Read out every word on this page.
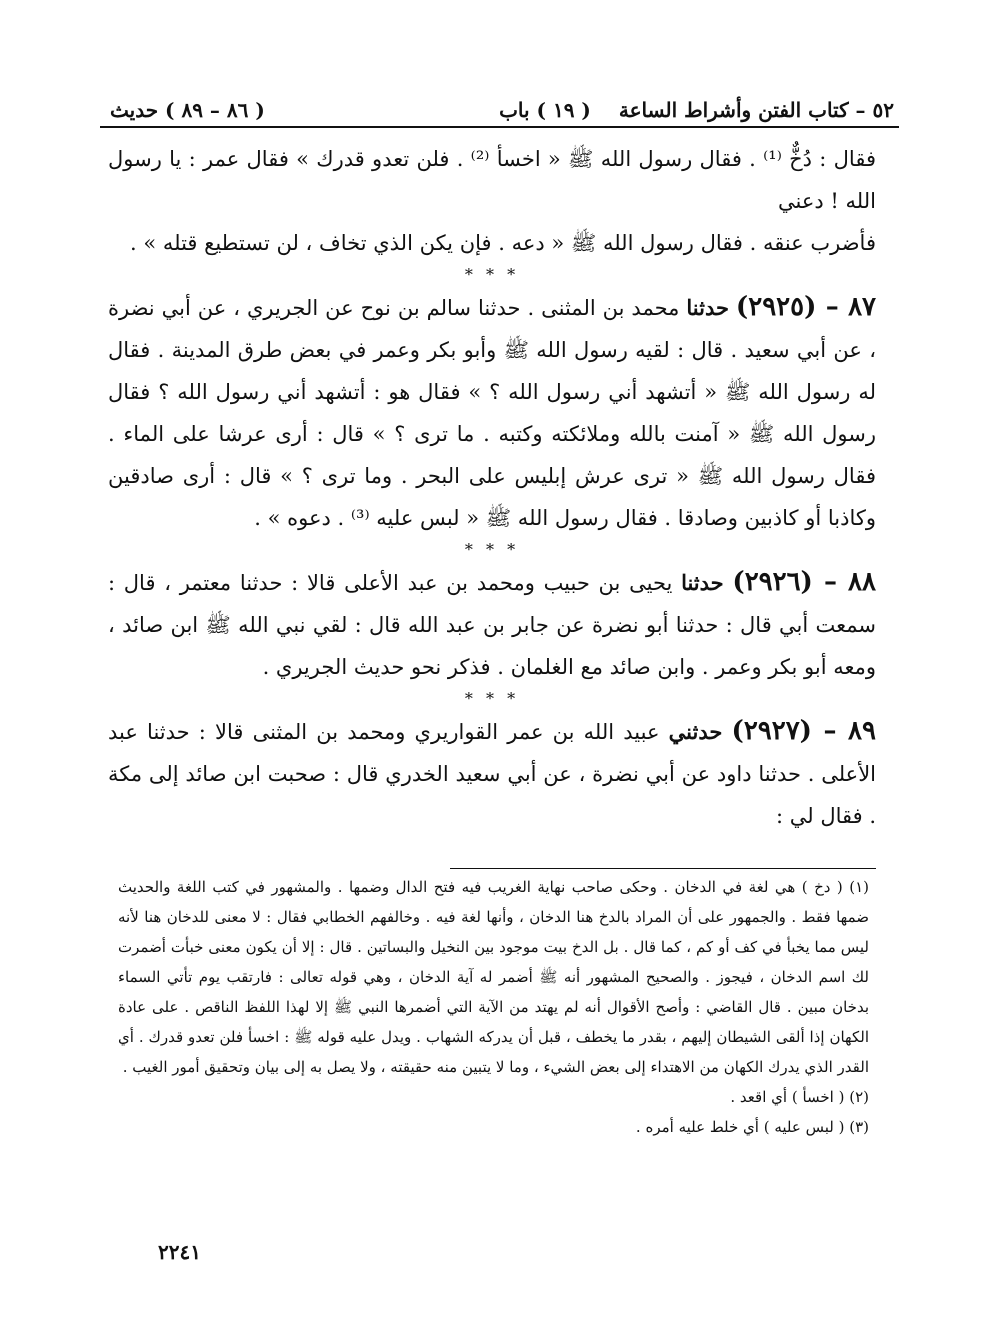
٥٢ – كتاب الفتن وأشراط الساعة
( ١٩ ) باب
( ٨٦ – ٨٩ ) حديث

فقال : دُخٌّ ⁽¹⁾ . فقال رسول الله ﷺ « اخسأ ⁽²⁾ . فلن تعدو قدرك » فقال عمر : يا رسول الله ! دعني

فأضرب عنقه . فقال رسول الله ﷺ « دعه . فإن يكن الذي تخاف ، لن تستطيع قتله » .

* * *

٨٧ – (٢٩٢٥) حدثنا محمد بن المثنى . حدثنا سالم بن نوح عن الجريري ، عن أبي نضرة ، عن أبي سعيد . قال : لقيه رسول الله ﷺ وأبو بكر وعمر في بعض طرق المدينة . فقال له رسول الله ﷺ « أتشهد أني رسول الله ؟ » فقال هو : أتشهد أني رسول الله ؟ فقال رسول الله ﷺ « آمنت بالله وملائكته وكتبه . ما ترى ؟ » قال : أرى عرشا على الماء . فقال رسول الله ﷺ « ترى عرش إبليس على البحر . وما ترى ؟ » قال : أرى صادقين وكاذبا أو كاذبين وصادقا . فقال رسول الله ﷺ « لبس عليه ⁽³⁾ . دعوه » .

* * *

٨٨ – (٢٩٢٦) حدثنا يحيى بن حبيب ومحمد بن عبد الأعلى قالا : حدثنا معتمر ، قال : سمعت أبي قال : حدثنا أبو نضرة عن جابر بن عبد الله قال : لقي نبي الله ﷺ ابن صائد ، ومعه أبو بكر وعمر . وابن صائد مع الغلمان . فذكر نحو حديث الجريري .

* * *

٨٩ – (٢٩٢٧) حدثني عبيد الله بن عمر القواريري ومحمد بن المثنى قالا : حدثنا عبد الأعلى . حدثنا داود عن أبي نضرة ، عن أبي سعيد الخدري قال : صحبت ابن صائد إلى مكة . فقال لي :

(١) ( دخ ) هي لغة في الدخان . وحكى صاحب نهاية الغريب فيه فتح الدال وضمها . والمشهور في كتب اللغة والحديث ضمها فقط . والجمهور على أن المراد بالدخ هنا الدخان ، وأنها لغة فيه . وخالفهم الخطابي فقال : لا معنى للدخان هنا لأنه ليس مما يخبأ في كف أو كم ، كما قال . بل الدخ بيت موجود بين النخيل والبساتين . قال : إلا أن يكون معنى خبأت أضمرت لك اسم الدخان ، فيجوز . والصحيح المشهور أنه ﷺ أضمر له آية الدخان ، وهي قوله تعالى : فارتقب يوم تأتي السماء بدخان مبين . قال القاضي : وأصح الأقوال أنه لم يهتد من الآية التي أضمرها النبي ﷺ إلا لهذا اللفظ الناقص . على عادة الكهان إذا ألقى الشيطان إليهم ، بقدر ما يخطف ، قبل أن يدركه الشهاب . ويدل عليه قوله ﷺ : اخسأ فلن تعدو قدرك . أي القدر الذي يدرك الكهان من الاهتداء إلى بعض الشيء ، وما لا يتبين منه حقيقته ، ولا يصل به إلى بيان وتحقيق أمور الغيب .

(٢) ( اخسأ ) أي اقعد .

(٣) ( لبس عليه ) أي خلط عليه أمره .

٢٢٤١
* * * * * * * * *
| EXERCISE BRIEF |
Repeat all the records above exactly, leaving out any pictures.

| TASK RESULT |
Read out every word on this page.
٥٢ – كتاب الفتن وأشراط الساعة
( ١٩ ) باب
( ٨٦ – ٨٩ ) حديث

فقال : دُخٌّ ⁽¹⁾ . فقال رسول الله ﷺ « اخسأ ⁽²⁾ . فلن تعدو قدرك » فقال عمر : يا رسول الله ! دعني

فأضرب عنقه . فقال رسول الله ﷺ « دعه . فإن يكن الذي تخاف ، لن تستطيع قتله » .

* * *

٨٧ – (٢٩٢٥) حدثنا محمد بن المثنى . حدثنا سالم بن نوح عن الجريري ، عن أبي نضرة ، عن أبي سعيد . قال : لقيه رسول الله ﷺ وأبو بكر وعمر في بعض طرق المدينة . فقال له رسول الله ﷺ « أتشهد أني رسول الله ؟ » فقال هو : أتشهد أني رسول الله ؟ فقال رسول الله ﷺ « آمنت بالله وملائكته وكتبه . ما ترى ؟ » قال : أرى عرشا على الماء . فقال رسول الله ﷺ « ترى عرش إبليس على البحر . وما ترى ؟ » قال : أرى صادقين وكاذبا أو كاذبين وصادقا . فقال رسول الله ﷺ « لبس عليه ⁽³⁾ . دعوه » .

* * *

٨٨ – (٢٩٢٦) حدثنا يحيى بن حبيب ومحمد بن عبد الأعلى قالا : حدثنا معتمر ، قال : سمعت أبي قال : حدثنا أبو نضرة عن جابر بن عبد الله قال : لقي نبي الله ﷺ ابن صائد ، ومعه أبو بكر وعمر . وابن صائد مع الغلمان . فذكر نحو حديث الجريري .

* * *

٨٩ – (٢٩٢٧) حدثني عبيد الله بن عمر القواريري ومحمد بن المثنى قالا : حدثنا عبد الأعلى . حدثنا داود عن أبي نضرة ، عن أبي سعيد الخدري قال : صحبت ابن صائد إلى مكة . فقال لي :

(١) ( دخ ) هي لغة في الدخان . وحكى صاحب نهاية الغريب فيه فتح الدال وضمها . والمشهور في كتب اللغة والحديث ضمها فقط . والجمهور على أن المراد بالدخ هنا الدخان ، وأنها لغة فيه . وخالفهم الخطابي فقال : لا معنى للدخان هنا لأنه ليس مما يخبأ في كف أو كم ، كما قال . بل الدخ بيت موجود بين النخيل والبساتين . قال : إلا أن يكون معنى خبأت أضمرت لك اسم الدخان ، فيجوز . والصحيح المشهور أنه ﷺ أضمر له آية الدخان ، وهي قوله تعالى : فارتقب يوم تأتي السماء بدخان مبين . قال القاضي : وأصح الأقوال أنه لم يهتد من الآية التي أضمرها النبي ﷺ إلا لهذا اللفظ الناقص . على عادة الكهان إذا ألقى الشيطان إليهم ، بقدر ما يخطف ، قبل أن يدركه الشهاب . ويدل عليه قوله ﷺ : اخسأ فلن تعدو قدرك . أي القدر الذي يدرك الكهان من الاهتداء إلى بعض الشيء ، وما لا يتبين منه حقيقته ، ولا يصل به إلى بيان وتحقيق أمور الغيب .

(٢) ( اخسأ ) أي اقعد .

(٣) ( لبس عليه ) أي خلط عليه أمره .

٢٢٤١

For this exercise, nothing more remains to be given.